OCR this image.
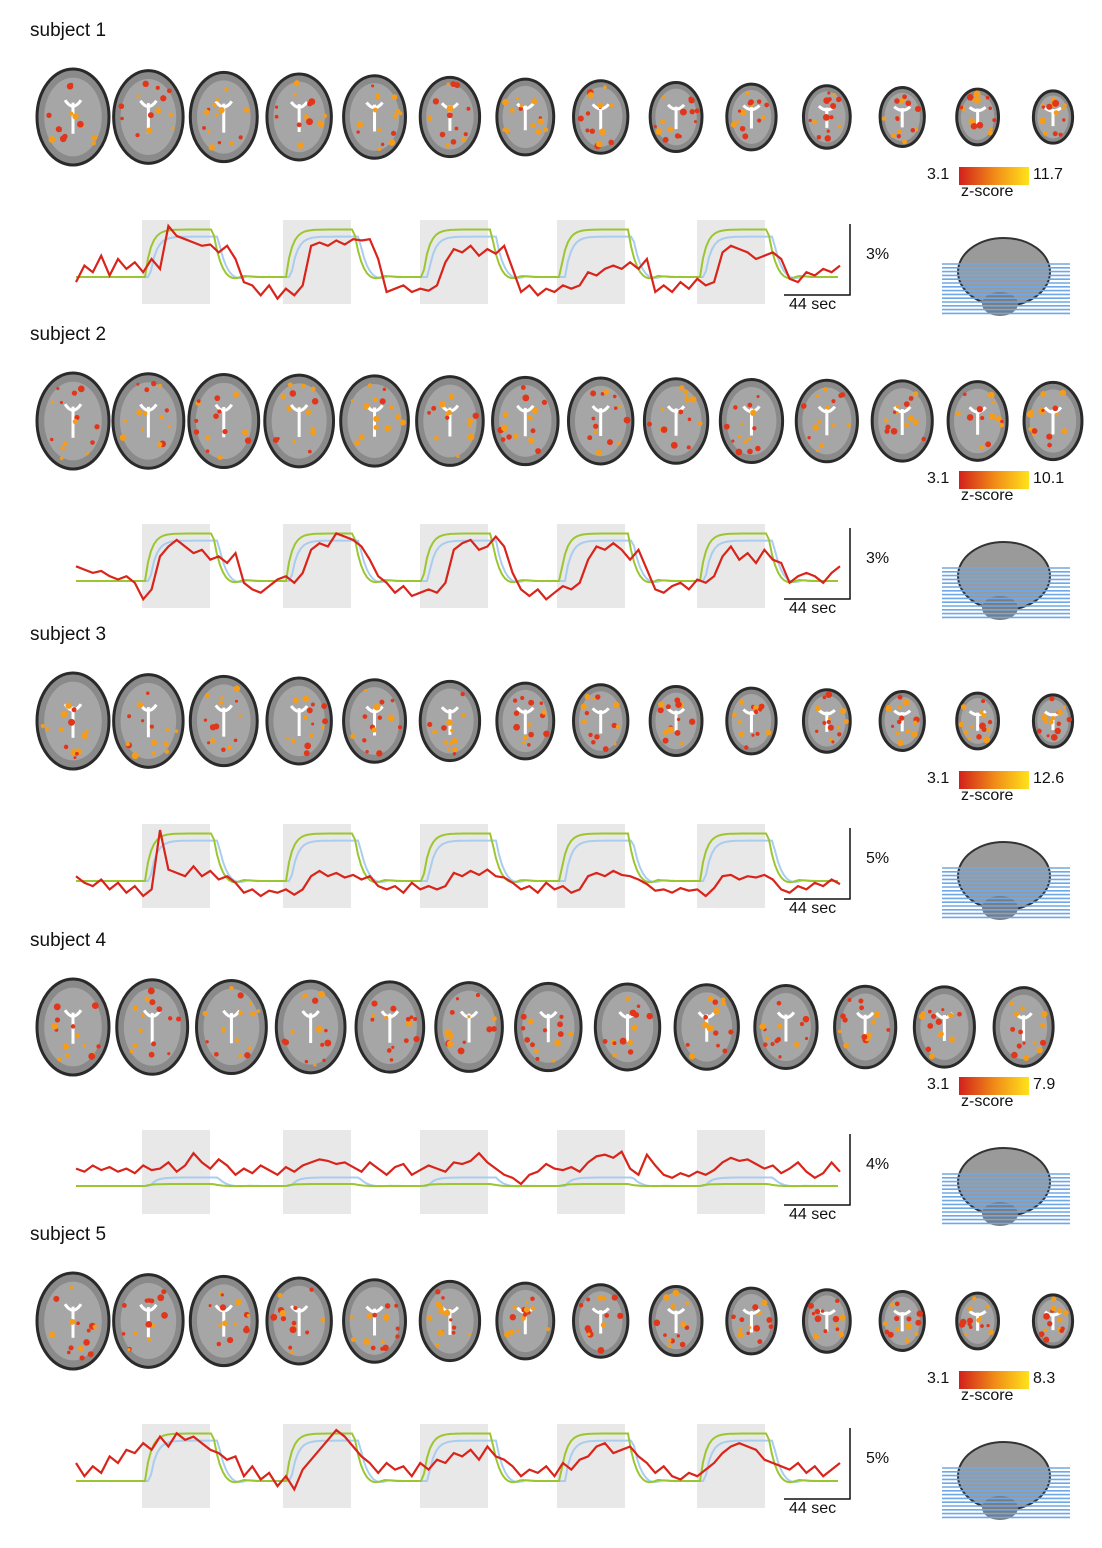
subject 1
3.1	11.7
z-score
3%
44 sec
subject 2
3.1	10.1
z-score
3%
44 sec
subject 3
3.1	12.6
z-score
5%
44 sec
subject 4
3.1	7.9
z-score
4%
44 sec
subject 5
3.1	8.3
z-score
5%
44 sec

• • • • •

Your instructions
Work through the records line by line and tally those with the word "subject". Report only the total.

Response below
5